> _Short exercise 1_
Render the lines of the records from the one holding "- data-point: [282, 205, 290, 213]" through the one holding "- data-point: [547, 166, 554, 173]", inclusive, as a numbered list, omitting any blank lines.

> _Text excerpt_
_ _ _ _

Now quickly about the JH algorithm:
It's a hash algorithm which consists of a compression function F8, which is repeated as long as there exists input blocks (of length 512 bits). This is just how the SHA-functions operate. The F8 function consists of the E8 function which applies a round function 42 times. The round function itself consists of three parts:
a sbox, a linear transformation and a permutation (called swap in my code).
Thus it's reasonable that most of the time is spent in the round function. Still I would like to know how those parts could be improved. For instance: the blockMap function is just a utility function, mapping a function over the elements in a 4-tuple. So why is it performing so badly? Any suggestions would be welcome, and not just on single functions, i.e. are there structural changes you would have done in order to improve the performance?
I have tried looking at the Core output, but unfortunately that's way over my head.
I attach some of the heap profiles at the end as well in case that could be of interest.
EDIT :
I forgot to mention my setup and build. I run it on a x86_64 Arch Linux machine, GHC 7.0.3-2 (I think), with compile options:
ghc --make -O2 -funbox-strict-fields
Unfortunately there seems to be a bug on the Linux plattform when compiling via C or LLVM, giving me the error:
Error: .size expression for XXXX does not evaluate to a constant
so I have not been able to see the effect of that.
Switch to unboxed Vectors (from Array, used for constants)
Use unsafeIndex instead of incurring the bounds check and data dependency from safe indexing (i.e. !)
Unpack Block1024 as you did with Block512 (or at least use UnboxedTuples)
Use unsafeShift{R,L} so you don't incur the check on the shift value (coming in GHC 7.4)
Unfold the roundFunction so you have one rather ugly and verbose e8 function. This was significat in pureMD5 (the rolled version was prettier but massively slower than the unrolled version). You might be able to use TH to do this and keep the code smallish. If you do this then you'll have no need for constants as these values will be explicit in the code and result in a more cache friendly binary.
Unpack your Word128 values.
Define your own addition for Word128, don't lift Integer. See LargeWord for an example of how this can be done.
rem not mod
Compile with optimization (-O2) and try llvm (-fllvm)
EDIT: And cabalize your git repo along with a benchmark so we can help you easier ;-). Good work on including a crypto-api instance.

_ _ _ _

> _Dataset entries_

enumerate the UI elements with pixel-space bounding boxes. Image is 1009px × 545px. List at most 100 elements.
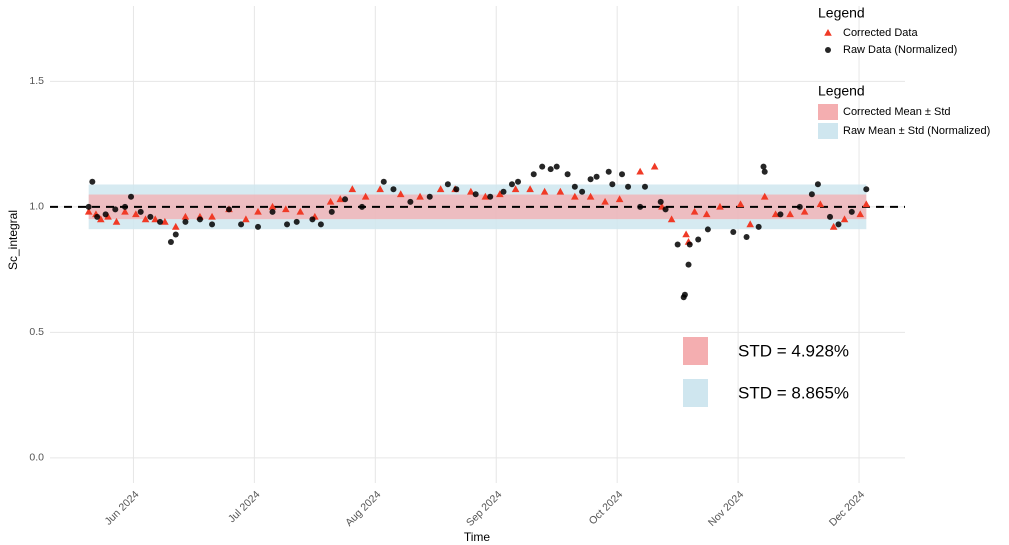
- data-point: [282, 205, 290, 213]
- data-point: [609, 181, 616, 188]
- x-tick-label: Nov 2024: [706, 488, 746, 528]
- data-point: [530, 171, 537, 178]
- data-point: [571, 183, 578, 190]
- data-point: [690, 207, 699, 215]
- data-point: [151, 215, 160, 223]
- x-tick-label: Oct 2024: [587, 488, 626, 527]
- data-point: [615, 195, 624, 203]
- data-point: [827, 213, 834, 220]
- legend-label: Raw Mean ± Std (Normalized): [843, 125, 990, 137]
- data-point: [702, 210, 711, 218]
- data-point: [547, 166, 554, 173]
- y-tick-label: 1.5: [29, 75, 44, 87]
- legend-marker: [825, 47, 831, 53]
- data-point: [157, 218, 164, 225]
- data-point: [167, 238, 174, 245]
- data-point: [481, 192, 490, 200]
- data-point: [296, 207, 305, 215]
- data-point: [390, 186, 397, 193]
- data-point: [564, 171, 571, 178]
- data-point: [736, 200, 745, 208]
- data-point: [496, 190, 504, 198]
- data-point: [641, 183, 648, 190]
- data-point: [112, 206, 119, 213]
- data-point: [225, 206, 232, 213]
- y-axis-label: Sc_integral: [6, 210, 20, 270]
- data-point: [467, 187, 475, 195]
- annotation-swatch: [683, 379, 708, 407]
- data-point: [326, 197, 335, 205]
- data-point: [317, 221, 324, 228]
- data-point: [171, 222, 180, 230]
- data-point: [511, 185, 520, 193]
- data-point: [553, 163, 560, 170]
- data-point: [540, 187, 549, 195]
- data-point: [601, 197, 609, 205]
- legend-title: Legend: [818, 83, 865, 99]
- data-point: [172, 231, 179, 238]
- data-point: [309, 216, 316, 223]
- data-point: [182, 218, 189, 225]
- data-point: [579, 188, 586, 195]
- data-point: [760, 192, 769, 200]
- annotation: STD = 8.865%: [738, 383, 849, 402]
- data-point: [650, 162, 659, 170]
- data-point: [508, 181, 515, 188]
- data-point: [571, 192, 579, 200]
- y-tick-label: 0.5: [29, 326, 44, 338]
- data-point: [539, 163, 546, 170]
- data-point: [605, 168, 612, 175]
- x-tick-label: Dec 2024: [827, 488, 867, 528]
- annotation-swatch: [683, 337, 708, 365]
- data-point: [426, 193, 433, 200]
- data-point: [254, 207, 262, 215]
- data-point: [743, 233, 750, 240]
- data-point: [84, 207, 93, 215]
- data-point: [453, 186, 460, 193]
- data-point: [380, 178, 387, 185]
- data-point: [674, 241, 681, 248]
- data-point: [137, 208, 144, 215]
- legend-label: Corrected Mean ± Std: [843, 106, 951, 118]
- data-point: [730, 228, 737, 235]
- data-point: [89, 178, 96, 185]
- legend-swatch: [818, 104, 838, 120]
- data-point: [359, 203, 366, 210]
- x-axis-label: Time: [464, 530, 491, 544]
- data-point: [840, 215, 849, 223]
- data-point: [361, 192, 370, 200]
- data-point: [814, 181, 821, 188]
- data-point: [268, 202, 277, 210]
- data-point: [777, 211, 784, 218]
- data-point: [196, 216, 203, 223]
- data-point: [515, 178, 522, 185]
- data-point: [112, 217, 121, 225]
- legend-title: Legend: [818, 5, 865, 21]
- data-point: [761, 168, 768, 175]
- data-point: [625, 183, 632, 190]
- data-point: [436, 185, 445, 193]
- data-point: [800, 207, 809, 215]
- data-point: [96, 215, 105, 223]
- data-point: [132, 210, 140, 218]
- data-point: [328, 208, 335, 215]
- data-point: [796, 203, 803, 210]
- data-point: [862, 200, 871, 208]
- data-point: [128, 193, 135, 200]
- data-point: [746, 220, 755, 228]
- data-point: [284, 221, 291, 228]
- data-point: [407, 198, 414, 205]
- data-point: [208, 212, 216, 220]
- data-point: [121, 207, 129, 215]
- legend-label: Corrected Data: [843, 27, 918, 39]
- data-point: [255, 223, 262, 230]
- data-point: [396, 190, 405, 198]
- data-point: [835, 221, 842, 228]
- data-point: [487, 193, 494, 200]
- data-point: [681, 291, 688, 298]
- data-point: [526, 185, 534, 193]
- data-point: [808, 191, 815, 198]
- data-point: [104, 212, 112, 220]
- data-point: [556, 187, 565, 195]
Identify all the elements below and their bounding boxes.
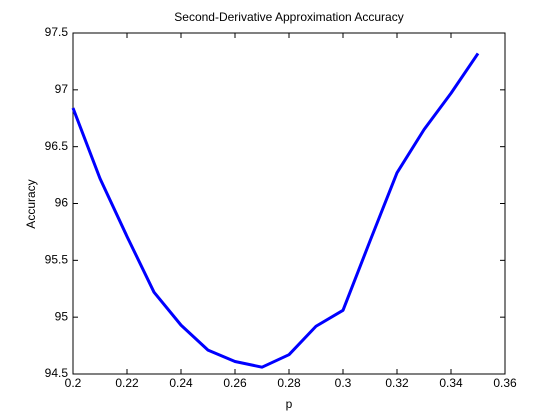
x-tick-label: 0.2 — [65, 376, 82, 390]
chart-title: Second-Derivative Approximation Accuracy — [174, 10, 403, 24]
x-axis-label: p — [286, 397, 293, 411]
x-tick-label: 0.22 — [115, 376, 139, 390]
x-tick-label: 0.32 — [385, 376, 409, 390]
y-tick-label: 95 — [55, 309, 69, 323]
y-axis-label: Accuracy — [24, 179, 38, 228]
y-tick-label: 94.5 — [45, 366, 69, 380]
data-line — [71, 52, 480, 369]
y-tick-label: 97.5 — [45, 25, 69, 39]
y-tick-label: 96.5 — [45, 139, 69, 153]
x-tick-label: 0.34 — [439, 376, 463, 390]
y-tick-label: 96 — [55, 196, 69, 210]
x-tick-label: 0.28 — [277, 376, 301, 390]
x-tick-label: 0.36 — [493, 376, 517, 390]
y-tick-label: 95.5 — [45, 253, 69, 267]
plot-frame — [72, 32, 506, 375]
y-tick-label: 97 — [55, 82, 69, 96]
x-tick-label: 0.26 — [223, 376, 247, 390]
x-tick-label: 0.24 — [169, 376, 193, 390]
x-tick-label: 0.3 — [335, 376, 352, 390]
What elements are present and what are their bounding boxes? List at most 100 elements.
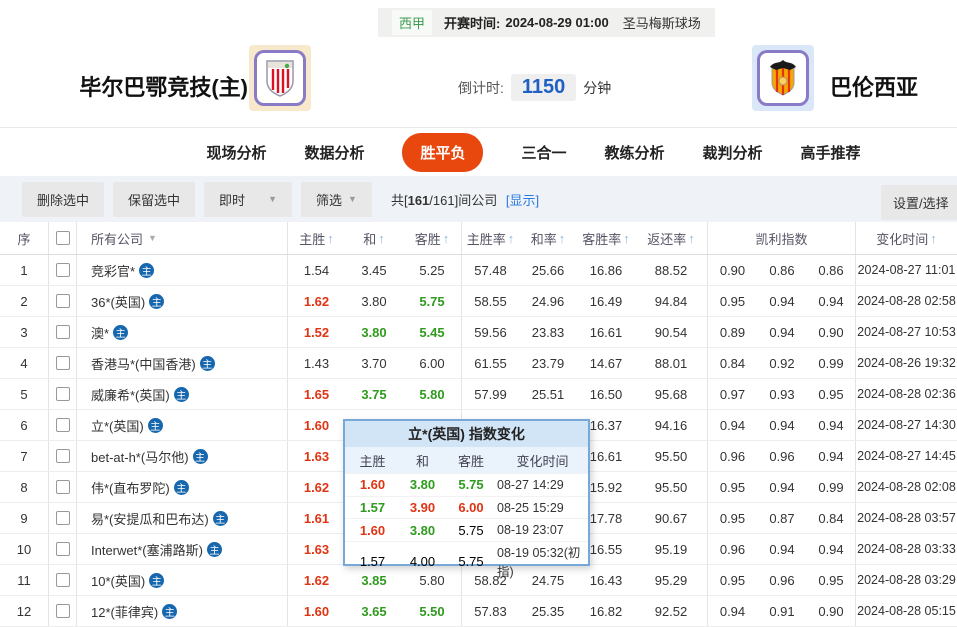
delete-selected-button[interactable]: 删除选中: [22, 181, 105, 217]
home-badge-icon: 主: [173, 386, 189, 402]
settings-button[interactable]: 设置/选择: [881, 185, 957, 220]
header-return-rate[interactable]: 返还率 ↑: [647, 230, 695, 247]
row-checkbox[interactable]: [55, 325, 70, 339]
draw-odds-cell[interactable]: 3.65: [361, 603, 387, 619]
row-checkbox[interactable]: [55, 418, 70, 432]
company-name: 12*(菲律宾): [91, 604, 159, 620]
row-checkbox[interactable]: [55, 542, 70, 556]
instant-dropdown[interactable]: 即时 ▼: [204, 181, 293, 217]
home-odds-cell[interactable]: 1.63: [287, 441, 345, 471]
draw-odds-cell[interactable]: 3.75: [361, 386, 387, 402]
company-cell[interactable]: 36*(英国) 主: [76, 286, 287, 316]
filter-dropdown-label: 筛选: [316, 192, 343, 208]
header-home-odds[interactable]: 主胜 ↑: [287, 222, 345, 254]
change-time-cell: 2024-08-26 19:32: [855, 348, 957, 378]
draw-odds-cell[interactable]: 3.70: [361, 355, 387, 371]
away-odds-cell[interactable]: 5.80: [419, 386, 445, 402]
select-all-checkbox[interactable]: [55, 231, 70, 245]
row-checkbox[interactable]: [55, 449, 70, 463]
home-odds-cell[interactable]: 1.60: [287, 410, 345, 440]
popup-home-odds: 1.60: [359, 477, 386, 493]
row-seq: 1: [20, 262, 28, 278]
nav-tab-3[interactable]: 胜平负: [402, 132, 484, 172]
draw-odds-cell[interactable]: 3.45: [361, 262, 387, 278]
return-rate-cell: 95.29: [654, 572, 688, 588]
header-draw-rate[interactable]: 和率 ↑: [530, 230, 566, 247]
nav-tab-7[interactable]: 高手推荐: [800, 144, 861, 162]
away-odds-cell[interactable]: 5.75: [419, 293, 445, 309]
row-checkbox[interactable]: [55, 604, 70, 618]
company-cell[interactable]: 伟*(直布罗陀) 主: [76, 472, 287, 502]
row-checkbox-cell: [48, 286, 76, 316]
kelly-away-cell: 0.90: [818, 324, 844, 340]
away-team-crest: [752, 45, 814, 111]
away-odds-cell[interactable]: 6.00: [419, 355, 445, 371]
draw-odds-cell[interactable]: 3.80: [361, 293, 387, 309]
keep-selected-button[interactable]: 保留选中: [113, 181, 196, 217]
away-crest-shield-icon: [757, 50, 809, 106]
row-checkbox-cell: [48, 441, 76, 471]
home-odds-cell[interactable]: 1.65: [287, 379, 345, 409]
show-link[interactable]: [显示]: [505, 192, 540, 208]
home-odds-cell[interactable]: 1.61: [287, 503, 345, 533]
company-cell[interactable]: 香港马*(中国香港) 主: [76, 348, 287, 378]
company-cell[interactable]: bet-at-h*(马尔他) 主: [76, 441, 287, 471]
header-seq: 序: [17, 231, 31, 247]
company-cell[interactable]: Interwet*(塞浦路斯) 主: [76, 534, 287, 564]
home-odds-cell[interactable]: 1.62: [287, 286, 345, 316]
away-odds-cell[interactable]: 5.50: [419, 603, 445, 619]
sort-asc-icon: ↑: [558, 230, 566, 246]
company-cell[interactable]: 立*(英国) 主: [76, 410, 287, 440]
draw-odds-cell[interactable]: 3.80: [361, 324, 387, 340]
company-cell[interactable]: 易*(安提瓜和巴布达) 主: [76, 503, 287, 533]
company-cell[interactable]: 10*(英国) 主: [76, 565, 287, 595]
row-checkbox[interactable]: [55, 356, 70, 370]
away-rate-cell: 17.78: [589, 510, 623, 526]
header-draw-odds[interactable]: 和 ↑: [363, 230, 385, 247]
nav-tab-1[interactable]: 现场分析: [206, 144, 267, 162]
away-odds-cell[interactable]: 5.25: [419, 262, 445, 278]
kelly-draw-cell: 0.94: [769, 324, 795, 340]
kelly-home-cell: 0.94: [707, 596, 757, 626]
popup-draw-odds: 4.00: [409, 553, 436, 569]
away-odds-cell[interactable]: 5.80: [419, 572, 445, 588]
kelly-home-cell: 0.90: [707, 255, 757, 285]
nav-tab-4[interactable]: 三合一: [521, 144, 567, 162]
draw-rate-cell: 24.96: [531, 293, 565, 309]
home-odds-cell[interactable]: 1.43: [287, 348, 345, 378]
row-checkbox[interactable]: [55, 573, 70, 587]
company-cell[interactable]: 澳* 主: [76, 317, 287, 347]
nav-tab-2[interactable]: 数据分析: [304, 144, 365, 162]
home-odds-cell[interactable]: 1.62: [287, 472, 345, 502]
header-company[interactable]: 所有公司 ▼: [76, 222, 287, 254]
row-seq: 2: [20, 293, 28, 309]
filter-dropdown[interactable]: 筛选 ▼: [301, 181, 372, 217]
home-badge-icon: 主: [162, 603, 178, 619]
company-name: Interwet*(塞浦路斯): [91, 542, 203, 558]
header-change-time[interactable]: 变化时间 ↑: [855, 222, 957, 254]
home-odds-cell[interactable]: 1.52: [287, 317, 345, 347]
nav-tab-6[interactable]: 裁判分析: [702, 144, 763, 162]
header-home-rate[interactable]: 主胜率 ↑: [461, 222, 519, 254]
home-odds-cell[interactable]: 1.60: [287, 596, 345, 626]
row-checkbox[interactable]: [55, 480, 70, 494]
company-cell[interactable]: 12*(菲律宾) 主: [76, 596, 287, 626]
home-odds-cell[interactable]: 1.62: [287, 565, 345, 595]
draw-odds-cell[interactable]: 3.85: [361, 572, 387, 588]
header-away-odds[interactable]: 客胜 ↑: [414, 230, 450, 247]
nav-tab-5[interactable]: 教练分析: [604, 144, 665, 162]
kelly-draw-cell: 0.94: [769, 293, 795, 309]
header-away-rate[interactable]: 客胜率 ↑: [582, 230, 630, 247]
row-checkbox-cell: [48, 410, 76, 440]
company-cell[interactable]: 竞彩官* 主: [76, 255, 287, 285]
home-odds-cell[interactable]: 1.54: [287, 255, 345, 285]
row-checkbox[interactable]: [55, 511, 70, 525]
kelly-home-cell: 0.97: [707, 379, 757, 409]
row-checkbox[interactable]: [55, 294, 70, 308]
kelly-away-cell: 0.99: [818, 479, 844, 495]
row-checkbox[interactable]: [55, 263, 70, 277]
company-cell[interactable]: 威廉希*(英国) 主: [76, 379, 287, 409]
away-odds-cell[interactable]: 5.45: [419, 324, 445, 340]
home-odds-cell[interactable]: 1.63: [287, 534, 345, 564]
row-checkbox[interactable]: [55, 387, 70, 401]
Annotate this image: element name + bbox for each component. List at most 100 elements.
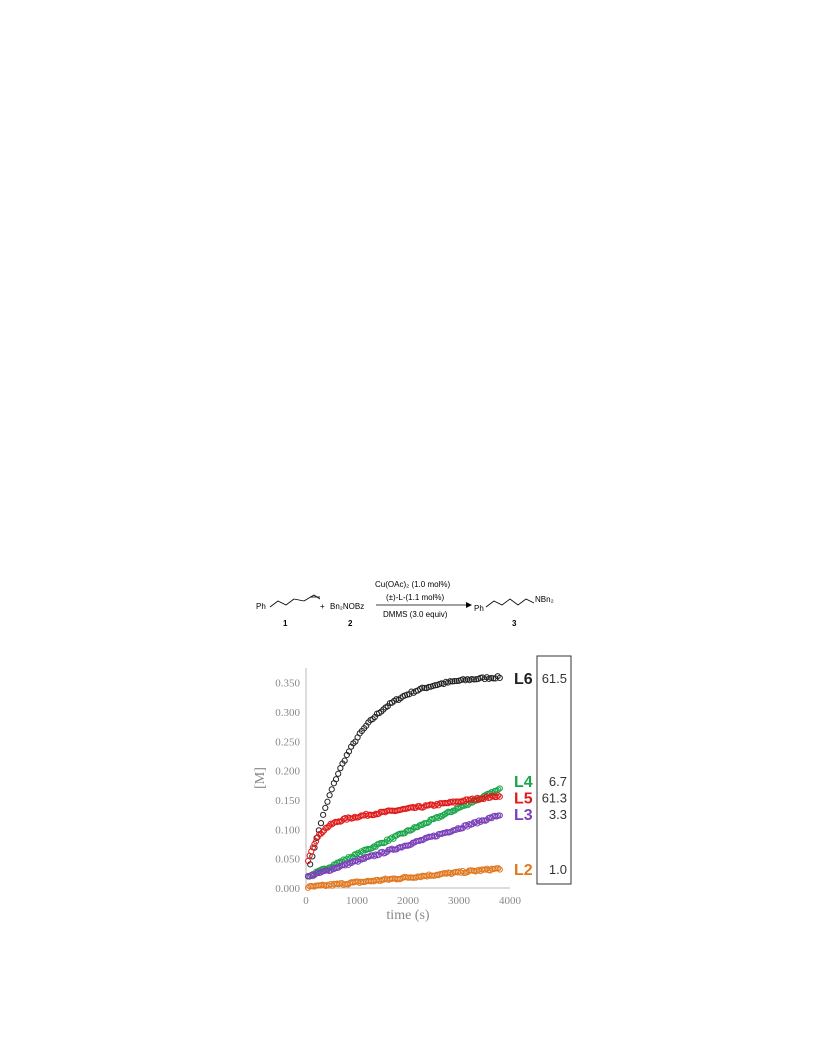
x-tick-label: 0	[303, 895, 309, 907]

_ _ _ _

> _Short exercise 2_
Decide whether each statement agrees with the text on the JH algorithm, answering yes or no and quoting the deciding words: (a) the E8 function applies a round function 42 times; (b) compiling via C or LLVM on Linux worked without errors; (c) the input blocks are 1024 bits long.

> _Correct result 1_
1. - data-point: [282, 205, 290, 213]
2. - data-point: [609, 181, 616, 188]
3. - x-tick-label: Nov 2024: [706, 488, 746, 528]
4. - data-point: [530, 171, 537, 178]
5. - data-point: [571, 183, 578, 190]
6. - data-point: [690, 207, 699, 215]
7. - data-point: [151, 215, 160, 223]
8. - x-tick-label: Oct 2024: [587, 488, 626, 527]
9. - data-point: [615, 195, 624, 203]
10. - data-point: [827, 213, 834, 220]
11. - legend-label: Raw Mean ± Std (Normalized): [843, 125, 990, 137]
12. - data-point: [702, 210, 711, 218]
13. - data-point: [547, 166, 554, 173]

> _Correct result 2_
(a) Yes: "The F8 function consists of the E8 function which applies a round function 42 times."
(b) No: "Unfortunately there seems to be a bug on the Linux plattform when compiling via C or LLVM"
(c) No: "(of length 512 bits)"